(Extracted data entries)
========

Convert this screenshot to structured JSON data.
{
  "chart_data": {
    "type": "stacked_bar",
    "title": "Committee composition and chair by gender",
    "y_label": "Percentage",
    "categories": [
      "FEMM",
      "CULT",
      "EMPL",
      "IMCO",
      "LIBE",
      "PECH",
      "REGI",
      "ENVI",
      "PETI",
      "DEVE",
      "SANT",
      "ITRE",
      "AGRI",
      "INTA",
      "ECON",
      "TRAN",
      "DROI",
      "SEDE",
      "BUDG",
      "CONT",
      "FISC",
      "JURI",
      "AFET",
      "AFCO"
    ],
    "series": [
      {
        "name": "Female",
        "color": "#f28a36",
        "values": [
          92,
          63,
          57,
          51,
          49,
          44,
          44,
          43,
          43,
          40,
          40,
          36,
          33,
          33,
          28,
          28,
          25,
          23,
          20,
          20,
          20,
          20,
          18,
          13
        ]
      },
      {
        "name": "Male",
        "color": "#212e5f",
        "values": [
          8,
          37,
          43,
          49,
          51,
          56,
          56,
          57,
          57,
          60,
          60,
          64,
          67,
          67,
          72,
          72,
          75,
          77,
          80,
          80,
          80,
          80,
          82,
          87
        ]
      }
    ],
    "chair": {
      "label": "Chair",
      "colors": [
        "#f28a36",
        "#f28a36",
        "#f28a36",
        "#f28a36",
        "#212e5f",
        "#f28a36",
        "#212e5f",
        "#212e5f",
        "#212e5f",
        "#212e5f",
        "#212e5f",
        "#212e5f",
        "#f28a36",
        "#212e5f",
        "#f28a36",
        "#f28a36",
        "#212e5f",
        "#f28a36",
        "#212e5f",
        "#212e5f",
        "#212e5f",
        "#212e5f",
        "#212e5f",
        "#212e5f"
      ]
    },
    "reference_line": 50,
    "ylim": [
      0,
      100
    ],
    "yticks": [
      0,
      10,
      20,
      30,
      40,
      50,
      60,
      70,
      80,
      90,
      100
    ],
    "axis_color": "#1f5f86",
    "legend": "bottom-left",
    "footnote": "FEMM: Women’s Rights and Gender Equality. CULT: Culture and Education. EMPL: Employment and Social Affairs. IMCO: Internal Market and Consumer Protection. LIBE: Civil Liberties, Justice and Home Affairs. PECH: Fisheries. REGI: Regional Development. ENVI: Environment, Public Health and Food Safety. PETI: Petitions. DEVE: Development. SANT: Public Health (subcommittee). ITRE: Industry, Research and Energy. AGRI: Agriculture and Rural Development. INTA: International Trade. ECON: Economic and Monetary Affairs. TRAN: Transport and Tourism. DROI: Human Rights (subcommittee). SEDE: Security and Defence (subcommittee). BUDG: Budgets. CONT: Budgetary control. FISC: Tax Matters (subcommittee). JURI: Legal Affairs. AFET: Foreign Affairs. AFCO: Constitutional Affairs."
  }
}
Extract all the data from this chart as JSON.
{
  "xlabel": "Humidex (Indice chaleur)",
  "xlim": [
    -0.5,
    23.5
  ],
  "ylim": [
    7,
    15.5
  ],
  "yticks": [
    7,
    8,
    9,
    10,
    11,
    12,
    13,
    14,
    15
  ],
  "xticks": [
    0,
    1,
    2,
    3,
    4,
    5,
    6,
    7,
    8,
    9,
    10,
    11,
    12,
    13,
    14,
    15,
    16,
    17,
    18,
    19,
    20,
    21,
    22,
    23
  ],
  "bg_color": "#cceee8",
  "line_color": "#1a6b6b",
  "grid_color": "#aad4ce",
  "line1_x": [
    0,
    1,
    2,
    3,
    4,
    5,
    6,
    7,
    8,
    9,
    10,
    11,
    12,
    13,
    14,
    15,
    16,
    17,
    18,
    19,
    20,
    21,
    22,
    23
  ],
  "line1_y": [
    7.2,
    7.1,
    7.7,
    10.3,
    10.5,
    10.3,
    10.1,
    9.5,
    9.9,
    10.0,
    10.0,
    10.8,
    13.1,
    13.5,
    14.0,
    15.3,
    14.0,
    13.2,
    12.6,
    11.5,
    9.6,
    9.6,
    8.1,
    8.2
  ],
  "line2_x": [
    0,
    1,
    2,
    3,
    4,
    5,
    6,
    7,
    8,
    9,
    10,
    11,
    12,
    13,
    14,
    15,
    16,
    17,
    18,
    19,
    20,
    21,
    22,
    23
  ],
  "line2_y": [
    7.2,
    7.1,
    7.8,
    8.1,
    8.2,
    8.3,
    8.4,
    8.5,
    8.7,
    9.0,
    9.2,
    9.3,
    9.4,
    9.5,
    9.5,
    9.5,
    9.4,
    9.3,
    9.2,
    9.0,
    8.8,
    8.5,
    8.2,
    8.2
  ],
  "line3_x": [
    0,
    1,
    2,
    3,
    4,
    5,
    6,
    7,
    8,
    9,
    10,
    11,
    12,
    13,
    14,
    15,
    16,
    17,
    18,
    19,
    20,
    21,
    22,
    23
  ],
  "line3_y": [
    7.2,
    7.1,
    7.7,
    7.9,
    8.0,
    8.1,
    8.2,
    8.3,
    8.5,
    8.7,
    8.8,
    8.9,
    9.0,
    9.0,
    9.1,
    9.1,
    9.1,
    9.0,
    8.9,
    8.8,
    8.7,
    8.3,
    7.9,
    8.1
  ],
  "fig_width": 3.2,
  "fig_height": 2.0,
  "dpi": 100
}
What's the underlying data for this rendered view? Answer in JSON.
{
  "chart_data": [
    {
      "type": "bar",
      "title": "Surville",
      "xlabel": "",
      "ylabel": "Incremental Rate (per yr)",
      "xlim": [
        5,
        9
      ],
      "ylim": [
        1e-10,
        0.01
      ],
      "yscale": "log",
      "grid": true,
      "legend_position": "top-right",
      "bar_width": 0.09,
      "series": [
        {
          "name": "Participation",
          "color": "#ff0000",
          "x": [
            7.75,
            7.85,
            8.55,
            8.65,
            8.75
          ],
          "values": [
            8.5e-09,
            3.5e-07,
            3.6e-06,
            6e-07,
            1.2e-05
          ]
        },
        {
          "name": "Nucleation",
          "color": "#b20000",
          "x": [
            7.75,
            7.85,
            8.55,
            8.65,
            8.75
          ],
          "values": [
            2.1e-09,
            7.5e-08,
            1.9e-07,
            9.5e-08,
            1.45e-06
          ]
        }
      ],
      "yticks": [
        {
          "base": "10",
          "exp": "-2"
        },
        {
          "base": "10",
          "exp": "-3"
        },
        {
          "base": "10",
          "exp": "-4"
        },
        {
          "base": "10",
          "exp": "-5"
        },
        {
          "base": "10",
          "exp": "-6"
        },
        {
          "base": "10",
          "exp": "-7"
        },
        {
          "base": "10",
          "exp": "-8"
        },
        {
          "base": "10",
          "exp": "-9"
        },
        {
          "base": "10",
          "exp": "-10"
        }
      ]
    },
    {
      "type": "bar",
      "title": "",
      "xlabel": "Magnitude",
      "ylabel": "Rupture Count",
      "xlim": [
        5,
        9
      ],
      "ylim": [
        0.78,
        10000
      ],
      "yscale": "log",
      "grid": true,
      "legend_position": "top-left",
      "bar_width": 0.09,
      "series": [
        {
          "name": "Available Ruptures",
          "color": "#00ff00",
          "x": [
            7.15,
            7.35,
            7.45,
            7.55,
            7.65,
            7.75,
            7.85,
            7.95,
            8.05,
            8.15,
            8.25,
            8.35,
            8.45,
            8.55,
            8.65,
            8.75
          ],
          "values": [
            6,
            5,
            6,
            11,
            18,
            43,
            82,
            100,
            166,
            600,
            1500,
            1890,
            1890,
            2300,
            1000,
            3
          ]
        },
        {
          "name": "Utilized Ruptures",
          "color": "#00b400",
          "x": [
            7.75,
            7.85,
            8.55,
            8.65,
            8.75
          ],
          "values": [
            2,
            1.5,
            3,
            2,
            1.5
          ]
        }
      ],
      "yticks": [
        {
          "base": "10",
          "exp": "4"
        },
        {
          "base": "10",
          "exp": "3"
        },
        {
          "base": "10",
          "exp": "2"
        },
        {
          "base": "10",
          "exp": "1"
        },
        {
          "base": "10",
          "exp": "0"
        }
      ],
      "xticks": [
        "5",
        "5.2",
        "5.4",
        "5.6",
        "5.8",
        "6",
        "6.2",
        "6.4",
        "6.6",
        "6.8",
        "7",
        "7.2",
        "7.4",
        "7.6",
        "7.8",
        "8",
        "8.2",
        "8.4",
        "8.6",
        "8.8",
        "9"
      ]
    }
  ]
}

========

### WHAT THE TASK REQUIRES
Across the preceding material, how many lines contain the word "Ruptures"? State the number alone.

### EXERCISE RESPONSE
2